Figure data in JSON
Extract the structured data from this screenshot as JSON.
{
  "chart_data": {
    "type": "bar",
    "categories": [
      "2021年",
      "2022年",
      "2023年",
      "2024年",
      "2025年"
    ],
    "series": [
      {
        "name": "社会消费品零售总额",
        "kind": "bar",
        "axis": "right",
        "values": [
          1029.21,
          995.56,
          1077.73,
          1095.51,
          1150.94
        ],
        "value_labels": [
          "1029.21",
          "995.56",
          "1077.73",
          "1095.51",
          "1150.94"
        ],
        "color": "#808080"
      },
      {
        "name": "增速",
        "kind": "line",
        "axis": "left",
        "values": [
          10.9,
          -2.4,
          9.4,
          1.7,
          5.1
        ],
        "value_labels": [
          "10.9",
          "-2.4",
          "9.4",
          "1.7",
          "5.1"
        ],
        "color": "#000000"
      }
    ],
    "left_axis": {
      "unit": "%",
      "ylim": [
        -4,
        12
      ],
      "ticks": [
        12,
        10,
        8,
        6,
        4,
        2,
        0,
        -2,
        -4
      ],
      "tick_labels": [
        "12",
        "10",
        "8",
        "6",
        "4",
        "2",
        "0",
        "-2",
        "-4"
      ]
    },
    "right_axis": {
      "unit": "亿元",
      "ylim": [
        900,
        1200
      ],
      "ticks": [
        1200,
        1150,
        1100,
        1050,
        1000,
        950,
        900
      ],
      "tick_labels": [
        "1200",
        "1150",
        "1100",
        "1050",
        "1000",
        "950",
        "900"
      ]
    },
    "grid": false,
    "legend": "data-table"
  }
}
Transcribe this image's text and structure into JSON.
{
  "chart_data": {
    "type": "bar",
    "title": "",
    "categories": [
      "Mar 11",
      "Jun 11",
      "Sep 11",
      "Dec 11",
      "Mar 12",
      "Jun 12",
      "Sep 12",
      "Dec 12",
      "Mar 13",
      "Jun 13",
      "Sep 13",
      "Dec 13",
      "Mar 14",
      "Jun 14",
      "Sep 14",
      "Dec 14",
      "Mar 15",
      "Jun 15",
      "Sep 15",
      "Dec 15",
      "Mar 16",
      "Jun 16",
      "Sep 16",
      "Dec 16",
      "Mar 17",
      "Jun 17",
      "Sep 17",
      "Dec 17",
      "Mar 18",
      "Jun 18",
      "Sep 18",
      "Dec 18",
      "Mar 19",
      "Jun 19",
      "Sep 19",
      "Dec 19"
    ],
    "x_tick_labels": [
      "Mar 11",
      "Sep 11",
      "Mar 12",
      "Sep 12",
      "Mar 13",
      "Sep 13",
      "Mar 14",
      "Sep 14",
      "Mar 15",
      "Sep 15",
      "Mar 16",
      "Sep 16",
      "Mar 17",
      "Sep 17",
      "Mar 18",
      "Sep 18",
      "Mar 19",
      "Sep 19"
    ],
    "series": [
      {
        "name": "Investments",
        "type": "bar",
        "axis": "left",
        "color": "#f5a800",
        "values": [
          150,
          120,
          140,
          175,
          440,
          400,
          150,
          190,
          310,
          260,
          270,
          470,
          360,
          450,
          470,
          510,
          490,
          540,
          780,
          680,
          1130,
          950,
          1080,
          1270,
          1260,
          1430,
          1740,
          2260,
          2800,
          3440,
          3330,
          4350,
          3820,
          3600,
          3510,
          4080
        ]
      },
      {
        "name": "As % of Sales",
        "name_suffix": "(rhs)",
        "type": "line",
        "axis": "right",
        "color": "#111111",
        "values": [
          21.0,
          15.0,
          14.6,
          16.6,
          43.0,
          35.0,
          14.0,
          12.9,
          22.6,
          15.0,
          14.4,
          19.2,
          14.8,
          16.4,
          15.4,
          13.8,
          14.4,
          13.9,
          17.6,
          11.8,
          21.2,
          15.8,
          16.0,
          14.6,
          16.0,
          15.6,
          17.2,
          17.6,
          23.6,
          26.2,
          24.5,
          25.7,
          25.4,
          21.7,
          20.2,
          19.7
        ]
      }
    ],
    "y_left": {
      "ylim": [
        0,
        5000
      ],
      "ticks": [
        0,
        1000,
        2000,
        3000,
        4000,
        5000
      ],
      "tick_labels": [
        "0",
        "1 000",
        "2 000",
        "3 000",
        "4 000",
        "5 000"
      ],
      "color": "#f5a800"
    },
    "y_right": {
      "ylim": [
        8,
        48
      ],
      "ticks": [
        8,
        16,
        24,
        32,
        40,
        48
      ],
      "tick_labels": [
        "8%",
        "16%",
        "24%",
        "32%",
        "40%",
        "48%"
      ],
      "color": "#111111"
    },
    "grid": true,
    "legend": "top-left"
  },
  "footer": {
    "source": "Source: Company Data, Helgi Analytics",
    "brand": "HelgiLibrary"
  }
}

Aim: Write out the full listing, keeping every line exactly as it is.

Solution below:
Extract the structured data from this screenshot as JSON.
{
  "chart_data": {
    "type": "bar",
    "categories": [
      "2021年",
      "2022年",
      "2023年",
      "2024年",
      "2025年"
    ],
    "series": [
      {
        "name": "社会消费品零售总额",
        "kind": "bar",
        "axis": "right",
        "values": [
          1029.21,
          995.56,
          1077.73,
          1095.51,
          1150.94
        ],
        "value_labels": [
          "1029.21",
          "995.56",
          "1077.73",
          "1095.51",
          "1150.94"
        ],
        "color": "#808080"
      },
      {
        "name": "增速",
        "kind": "line",
        "axis": "left",
        "values": [
          10.9,
          -2.4,
          9.4,
          1.7,
          5.1
        ],
        "value_labels": [
          "10.9",
          "-2.4",
          "9.4",
          "1.7",
          "5.1"
        ],
        "color": "#000000"
      }
    ],
    "left_axis": {
      "unit": "%",
      "ylim": [
        -4,
        12
      ],
      "ticks": [
        12,
        10,
        8,
        6,
        4,
        2,
        0,
        -2,
        -4
      ],
      "tick_labels": [
        "12",
        "10",
        "8",
        "6",
        "4",
        "2",
        "0",
        "-2",
        "-4"
      ]
    },
    "right_axis": {
      "unit": "亿元",
      "ylim": [
        900,
        1200
      ],
      "ticks": [
        1200,
        1150,
        1100,
        1050,
        1000,
        950,
        900
      ],
      "tick_labels": [
        "1200",
        "1150",
        "1100",
        "1050",
        "1000",
        "950",
        "900"
      ]
    },
    "grid": false,
    "legend": "data-table"
  }
}
Transcribe this image's text and structure into JSON.
{
  "chart_data": {
    "type": "bar",
    "title": "",
    "categories": [
      "Mar 11",
      "Jun 11",
      "Sep 11",
      "Dec 11",
      "Mar 12",
      "Jun 12",
      "Sep 12",
      "Dec 12",
      "Mar 13",
      "Jun 13",
      "Sep 13",
      "Dec 13",
      "Mar 14",
      "Jun 14",
      "Sep 14",
      "Dec 14",
      "Mar 15",
      "Jun 15",
      "Sep 15",
      "Dec 15",
      "Mar 16",
      "Jun 16",
      "Sep 16",
      "Dec 16",
      "Mar 17",
      "Jun 17",
      "Sep 17",
      "Dec 17",
      "Mar 18",
      "Jun 18",
      "Sep 18",
      "Dec 18",
      "Mar 19",
      "Jun 19",
      "Sep 19",
      "Dec 19"
    ],
    "x_tick_labels": [
      "Mar 11",
      "Sep 11",
      "Mar 12",
      "Sep 12",
      "Mar 13",
      "Sep 13",
      "Mar 14",
      "Sep 14",
      "Mar 15",
      "Sep 15",
      "Mar 16",
      "Sep 16",
      "Mar 17",
      "Sep 17",
      "Mar 18",
      "Sep 18",
      "Mar 19",
      "Sep 19"
    ],
    "series": [
      {
        "name": "Investments",
        "type": "bar",
        "axis": "left",
        "color": "#f5a800",
        "values": [
          150,
          120,
          140,
          175,
          440,
          400,
          150,
          190,
          310,
          260,
          270,
          470,
          360,
          450,
          470,
          510,
          490,
          540,
          780,
          680,
          1130,
          950,
          1080,
          1270,
          1260,
          1430,
          1740,
          2260,
          2800,
          3440,
          3330,
          4350,
          3820,
          3600,
          3510,
          4080
        ]
      },
      {
        "name": "As % of Sales",
        "name_suffix": "(rhs)",
        "type": "line",
        "axis": "right",
        "color": "#111111",
        "values": [
          21.0,
          15.0,
          14.6,
          16.6,
          43.0,
          35.0,
          14.0,
          12.9,
          22.6,
          15.0,
          14.4,
          19.2,
          14.8,
          16.4,
          15.4,
          13.8,
          14.4,
          13.9,
          17.6,
          11.8,
          21.2,
          15.8,
          16.0,
          14.6,
          16.0,
          15.6,
          17.2,
          17.6,
          23.6,
          26.2,
          24.5,
          25.7,
          25.4,
          21.7,
          20.2,
          19.7
        ]
      }
    ],
    "y_left": {
      "ylim": [
        0,
        5000
      ],
      "ticks": [
        0,
        1000,
        2000,
        3000,
        4000,
        5000
      ],
      "tick_labels": [
        "0",
        "1 000",
        "2 000",
        "3 000",
        "4 000",
        "5 000"
      ],
      "color": "#f5a800"
    },
    "y_right": {
      "ylim": [
        8,
        48
      ],
      "ticks": [
        8,
        16,
        24,
        32,
        40,
        48
      ],
      "tick_labels": [
        "8%",
        "16%",
        "24%",
        "32%",
        "40%",
        "48%"
      ],
      "color": "#111111"
    },
    "grid": true,
    "legend": "top-left"
  },
  "footer": {
    "source": "Source: Company Data, Helgi Analytics",
    "brand": "HelgiLibrary"
  }
}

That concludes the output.